Pick out each line in these entries that contains the string "Shiva".

• [DATA RECORDS]:
※
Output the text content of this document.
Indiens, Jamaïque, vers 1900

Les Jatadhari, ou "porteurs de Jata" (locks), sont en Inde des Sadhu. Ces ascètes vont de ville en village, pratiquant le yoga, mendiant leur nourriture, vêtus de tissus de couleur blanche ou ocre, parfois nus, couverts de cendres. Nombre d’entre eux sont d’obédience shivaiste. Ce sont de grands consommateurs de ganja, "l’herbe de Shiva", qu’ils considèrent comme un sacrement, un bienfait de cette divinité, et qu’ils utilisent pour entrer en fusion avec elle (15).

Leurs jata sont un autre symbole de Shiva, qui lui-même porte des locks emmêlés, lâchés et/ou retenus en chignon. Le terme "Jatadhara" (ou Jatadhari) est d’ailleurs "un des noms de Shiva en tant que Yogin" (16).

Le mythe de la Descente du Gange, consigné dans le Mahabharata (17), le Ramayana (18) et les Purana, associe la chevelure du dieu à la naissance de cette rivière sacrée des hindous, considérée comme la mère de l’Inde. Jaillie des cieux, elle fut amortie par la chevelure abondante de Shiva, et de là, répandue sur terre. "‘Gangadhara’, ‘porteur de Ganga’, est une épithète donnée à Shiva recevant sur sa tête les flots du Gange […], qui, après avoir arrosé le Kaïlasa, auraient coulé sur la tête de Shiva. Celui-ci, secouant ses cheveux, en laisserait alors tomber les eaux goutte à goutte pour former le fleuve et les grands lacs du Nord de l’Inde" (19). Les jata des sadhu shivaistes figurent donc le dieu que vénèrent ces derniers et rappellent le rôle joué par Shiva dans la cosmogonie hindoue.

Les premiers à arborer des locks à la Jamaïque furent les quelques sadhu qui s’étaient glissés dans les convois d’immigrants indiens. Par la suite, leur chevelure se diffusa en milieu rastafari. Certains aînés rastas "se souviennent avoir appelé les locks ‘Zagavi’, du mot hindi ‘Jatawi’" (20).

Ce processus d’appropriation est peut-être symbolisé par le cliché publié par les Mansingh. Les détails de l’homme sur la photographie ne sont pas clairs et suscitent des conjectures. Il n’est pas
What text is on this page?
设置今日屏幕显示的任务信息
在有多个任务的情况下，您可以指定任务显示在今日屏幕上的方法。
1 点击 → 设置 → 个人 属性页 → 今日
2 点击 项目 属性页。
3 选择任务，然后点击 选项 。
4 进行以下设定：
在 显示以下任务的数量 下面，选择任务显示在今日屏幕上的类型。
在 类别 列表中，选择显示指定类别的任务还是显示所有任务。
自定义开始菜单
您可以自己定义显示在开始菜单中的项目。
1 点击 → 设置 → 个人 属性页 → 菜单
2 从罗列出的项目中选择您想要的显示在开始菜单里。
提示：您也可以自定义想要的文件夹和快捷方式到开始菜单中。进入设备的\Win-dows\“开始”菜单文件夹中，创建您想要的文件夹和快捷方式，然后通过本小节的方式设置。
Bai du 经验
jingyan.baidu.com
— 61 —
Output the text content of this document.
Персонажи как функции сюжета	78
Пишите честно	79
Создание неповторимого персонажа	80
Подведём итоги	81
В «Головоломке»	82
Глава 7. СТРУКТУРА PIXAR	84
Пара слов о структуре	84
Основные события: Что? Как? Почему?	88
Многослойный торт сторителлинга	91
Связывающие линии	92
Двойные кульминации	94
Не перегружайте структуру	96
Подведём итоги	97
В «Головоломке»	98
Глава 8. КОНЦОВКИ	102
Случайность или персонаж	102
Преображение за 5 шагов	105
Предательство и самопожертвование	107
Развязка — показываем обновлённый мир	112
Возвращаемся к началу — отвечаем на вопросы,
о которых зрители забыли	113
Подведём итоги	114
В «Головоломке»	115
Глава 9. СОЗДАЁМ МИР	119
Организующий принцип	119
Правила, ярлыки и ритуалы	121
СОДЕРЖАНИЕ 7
※
• [EXERCISE SOLUTION]:
Les Jatadhari, ou "porteurs de Jata" (locks), sont en Inde des Sadhu. Ces ascètes vont de ville en village, pratiquant le yoga, mendiant leur nourriture, vêtus de tissus de couleur blanche ou ocre, parfois nus, couverts de cendres. Nombre d’entre eux sont d’obédience shivaiste. Ce sont de grands consommateurs de ganja, "l’herbe de Shiva", qu’ils considèrent comme un sacrement, un bienfait de cette divinité, et qu’ils utilisent pour entrer en fusion avec elle (15).
Leurs jata sont un autre symbole de Shiva, qui lui-même porte des locks emmêlés, lâchés et/ou retenus en chignon. Le terme "Jatadhara" (ou Jatadhari) est d’ailleurs "un des noms de Shiva en tant que Yogin" (16).
Le mythe de la Descente du Gange, consigné dans le Mahabharata (17), le Ramayana (18) et les Purana, associe la chevelure du dieu à la naissance de cette rivière sacrée des hindous, considérée comme la mère de l’Inde. Jaillie des cieux, elle fut amortie par la chevelure abondante de Shiva, et de là, répandue sur terre. "‘Gangadhara’, ‘porteur de Ganga’, est une épithète donnée à Shiva recevant sur sa tête les flots du Gange […], qui, après avoir arrosé le Kaïlasa, auraient coulé sur la tête de Shiva. Celui-ci, secouant ses cheveux, en laisserait alors tomber les eaux goutte à goutte pour former le fleuve et les grands lacs du Nord de l’Inde" (19). Les jata des sadhu shivaistes figurent donc le dieu que vénèrent ces derniers et rappellent le rôle joué par Shiva dans la cosmogonie hindoue.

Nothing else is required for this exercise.